**THE EXERCISE:** Take each line containing "Imputada" and report it exactly as written.

**EXTRACTED ENTRIES:**

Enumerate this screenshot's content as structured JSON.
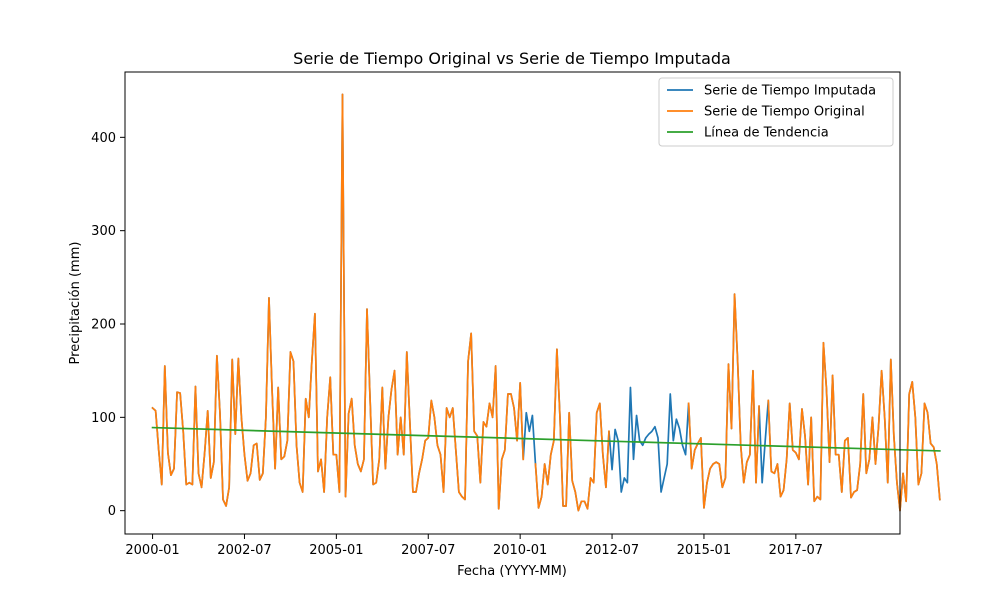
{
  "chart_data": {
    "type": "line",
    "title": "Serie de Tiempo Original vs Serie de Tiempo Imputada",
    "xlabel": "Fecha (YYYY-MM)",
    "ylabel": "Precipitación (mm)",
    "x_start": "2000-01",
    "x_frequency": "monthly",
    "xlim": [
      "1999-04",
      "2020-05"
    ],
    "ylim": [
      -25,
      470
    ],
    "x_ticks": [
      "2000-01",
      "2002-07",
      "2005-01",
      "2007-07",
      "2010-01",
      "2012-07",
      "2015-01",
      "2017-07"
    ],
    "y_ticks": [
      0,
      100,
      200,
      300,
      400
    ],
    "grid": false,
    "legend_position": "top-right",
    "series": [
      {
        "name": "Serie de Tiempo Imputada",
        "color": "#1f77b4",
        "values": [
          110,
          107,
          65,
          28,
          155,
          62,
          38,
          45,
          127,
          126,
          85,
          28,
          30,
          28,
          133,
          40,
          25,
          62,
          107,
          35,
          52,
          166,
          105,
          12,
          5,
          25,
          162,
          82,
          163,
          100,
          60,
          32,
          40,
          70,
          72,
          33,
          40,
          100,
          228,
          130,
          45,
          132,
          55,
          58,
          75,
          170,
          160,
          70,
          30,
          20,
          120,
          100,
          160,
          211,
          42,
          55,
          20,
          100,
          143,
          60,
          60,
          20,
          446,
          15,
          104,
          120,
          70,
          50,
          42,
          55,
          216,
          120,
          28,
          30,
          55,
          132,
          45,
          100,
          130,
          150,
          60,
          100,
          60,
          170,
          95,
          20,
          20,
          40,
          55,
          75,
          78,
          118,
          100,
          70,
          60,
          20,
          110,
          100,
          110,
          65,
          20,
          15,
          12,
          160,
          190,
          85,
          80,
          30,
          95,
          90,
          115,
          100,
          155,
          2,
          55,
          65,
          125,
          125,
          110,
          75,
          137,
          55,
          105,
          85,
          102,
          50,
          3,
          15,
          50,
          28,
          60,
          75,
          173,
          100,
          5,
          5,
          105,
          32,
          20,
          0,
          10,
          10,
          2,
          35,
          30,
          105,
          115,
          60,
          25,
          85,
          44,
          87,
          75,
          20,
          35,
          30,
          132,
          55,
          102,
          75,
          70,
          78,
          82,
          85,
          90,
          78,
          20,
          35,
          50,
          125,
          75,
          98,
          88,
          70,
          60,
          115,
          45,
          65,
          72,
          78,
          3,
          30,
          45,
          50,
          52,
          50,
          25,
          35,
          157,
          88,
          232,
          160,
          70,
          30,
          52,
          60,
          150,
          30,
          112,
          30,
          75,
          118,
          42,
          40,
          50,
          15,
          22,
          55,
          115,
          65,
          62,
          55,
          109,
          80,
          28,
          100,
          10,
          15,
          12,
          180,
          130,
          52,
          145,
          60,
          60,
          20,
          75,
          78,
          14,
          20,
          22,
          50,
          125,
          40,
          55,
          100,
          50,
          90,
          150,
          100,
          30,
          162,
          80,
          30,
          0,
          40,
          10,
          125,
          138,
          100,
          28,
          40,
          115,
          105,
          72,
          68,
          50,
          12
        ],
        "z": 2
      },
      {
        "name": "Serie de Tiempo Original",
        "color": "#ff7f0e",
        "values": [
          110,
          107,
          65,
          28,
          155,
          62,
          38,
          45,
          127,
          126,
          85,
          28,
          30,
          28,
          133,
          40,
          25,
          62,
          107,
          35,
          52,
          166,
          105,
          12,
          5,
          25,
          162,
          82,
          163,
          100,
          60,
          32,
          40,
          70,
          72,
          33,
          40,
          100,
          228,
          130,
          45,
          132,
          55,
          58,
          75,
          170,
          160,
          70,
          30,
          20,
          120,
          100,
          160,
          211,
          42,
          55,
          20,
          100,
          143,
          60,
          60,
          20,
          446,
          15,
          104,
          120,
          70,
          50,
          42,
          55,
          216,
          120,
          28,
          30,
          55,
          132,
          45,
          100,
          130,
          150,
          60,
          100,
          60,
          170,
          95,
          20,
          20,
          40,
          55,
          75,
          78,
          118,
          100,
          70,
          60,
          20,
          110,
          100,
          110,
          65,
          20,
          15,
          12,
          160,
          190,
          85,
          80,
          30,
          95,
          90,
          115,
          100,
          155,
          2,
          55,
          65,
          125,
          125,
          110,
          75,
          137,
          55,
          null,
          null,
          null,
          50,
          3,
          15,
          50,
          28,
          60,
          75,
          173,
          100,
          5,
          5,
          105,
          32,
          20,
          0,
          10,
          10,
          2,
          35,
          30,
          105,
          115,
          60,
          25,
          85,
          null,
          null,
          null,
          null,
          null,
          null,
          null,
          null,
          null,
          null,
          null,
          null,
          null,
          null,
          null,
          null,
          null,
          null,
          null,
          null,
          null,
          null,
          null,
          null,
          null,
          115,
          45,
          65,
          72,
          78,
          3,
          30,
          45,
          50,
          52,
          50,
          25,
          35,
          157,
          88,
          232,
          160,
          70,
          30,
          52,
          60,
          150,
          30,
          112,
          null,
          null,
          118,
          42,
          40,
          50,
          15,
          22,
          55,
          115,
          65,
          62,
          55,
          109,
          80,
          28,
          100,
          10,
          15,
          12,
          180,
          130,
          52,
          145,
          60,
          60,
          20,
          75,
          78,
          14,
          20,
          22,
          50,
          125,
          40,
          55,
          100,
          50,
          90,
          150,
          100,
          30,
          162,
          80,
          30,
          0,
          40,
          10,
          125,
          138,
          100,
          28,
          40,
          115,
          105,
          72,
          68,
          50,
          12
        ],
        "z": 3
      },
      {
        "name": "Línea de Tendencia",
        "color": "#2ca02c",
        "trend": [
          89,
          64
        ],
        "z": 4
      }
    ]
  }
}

**EXERCISE ANSWER:**
    "title": "Serie de Tiempo Original vs Serie de Tiempo Imputada",
        "name": "Serie de Tiempo Imputada",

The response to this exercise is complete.